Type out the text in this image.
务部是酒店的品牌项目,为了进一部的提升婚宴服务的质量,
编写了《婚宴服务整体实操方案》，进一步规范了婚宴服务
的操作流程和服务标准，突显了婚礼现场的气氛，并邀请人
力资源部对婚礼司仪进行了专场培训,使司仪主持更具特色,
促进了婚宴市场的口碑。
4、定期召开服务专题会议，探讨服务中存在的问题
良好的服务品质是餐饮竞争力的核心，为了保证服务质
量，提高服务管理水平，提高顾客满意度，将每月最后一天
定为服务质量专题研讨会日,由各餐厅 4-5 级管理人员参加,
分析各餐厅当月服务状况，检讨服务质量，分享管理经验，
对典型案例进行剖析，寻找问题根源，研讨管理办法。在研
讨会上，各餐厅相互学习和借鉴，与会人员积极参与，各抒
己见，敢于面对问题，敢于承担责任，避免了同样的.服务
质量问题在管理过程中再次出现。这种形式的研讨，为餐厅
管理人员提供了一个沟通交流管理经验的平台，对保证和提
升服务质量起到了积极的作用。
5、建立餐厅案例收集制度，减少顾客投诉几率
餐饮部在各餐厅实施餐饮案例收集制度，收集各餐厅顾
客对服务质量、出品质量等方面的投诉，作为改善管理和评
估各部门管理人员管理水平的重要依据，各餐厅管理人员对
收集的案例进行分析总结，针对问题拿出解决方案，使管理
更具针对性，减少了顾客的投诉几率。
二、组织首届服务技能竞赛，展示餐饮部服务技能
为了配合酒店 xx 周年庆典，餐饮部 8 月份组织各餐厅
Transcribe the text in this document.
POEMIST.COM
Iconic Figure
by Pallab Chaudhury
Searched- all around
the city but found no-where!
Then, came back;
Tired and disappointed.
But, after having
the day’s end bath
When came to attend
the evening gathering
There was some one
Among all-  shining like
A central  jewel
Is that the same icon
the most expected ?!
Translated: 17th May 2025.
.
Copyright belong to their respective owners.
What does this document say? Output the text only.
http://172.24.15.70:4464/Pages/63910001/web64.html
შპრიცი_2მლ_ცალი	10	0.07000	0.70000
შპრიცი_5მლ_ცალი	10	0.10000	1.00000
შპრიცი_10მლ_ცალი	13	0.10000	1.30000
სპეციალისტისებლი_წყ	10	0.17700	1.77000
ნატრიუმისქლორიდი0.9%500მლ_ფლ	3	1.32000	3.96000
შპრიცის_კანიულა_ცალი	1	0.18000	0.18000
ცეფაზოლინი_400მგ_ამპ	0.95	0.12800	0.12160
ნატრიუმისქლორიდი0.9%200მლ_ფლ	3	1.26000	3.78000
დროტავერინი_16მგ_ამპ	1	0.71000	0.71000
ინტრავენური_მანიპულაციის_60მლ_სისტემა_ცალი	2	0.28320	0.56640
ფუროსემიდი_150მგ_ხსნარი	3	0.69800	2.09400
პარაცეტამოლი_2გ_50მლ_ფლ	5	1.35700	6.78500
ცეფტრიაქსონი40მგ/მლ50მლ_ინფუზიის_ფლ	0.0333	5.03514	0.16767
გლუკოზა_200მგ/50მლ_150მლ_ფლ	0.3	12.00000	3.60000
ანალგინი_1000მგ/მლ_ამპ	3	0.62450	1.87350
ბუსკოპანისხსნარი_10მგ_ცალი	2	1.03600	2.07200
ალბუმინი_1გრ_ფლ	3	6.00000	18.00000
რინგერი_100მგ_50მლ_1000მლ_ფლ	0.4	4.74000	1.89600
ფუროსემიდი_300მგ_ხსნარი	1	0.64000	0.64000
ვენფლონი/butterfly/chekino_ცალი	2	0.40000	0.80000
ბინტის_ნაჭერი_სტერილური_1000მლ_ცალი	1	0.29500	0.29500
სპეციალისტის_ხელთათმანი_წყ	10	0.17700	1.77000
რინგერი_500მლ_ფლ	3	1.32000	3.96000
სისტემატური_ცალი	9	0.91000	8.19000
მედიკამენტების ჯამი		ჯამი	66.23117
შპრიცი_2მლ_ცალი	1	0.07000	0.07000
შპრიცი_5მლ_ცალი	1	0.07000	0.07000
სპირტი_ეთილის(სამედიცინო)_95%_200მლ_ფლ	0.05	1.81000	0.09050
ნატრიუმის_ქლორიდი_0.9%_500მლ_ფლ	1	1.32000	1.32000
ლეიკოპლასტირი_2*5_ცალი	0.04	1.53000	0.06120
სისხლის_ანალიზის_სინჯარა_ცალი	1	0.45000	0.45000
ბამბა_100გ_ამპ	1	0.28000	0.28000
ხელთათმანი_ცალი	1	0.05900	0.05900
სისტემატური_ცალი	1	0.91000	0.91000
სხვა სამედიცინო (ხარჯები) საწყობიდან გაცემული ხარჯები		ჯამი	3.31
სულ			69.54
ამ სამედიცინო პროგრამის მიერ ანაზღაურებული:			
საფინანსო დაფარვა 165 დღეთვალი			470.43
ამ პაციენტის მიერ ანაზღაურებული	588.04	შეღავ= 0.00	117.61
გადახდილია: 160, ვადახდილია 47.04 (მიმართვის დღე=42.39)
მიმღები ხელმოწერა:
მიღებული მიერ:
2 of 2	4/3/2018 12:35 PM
:::::
Problem requirements => What is the number of lines in the records above that include the word "document"? Reply with that number and nothing more.

Answer to the problem => 2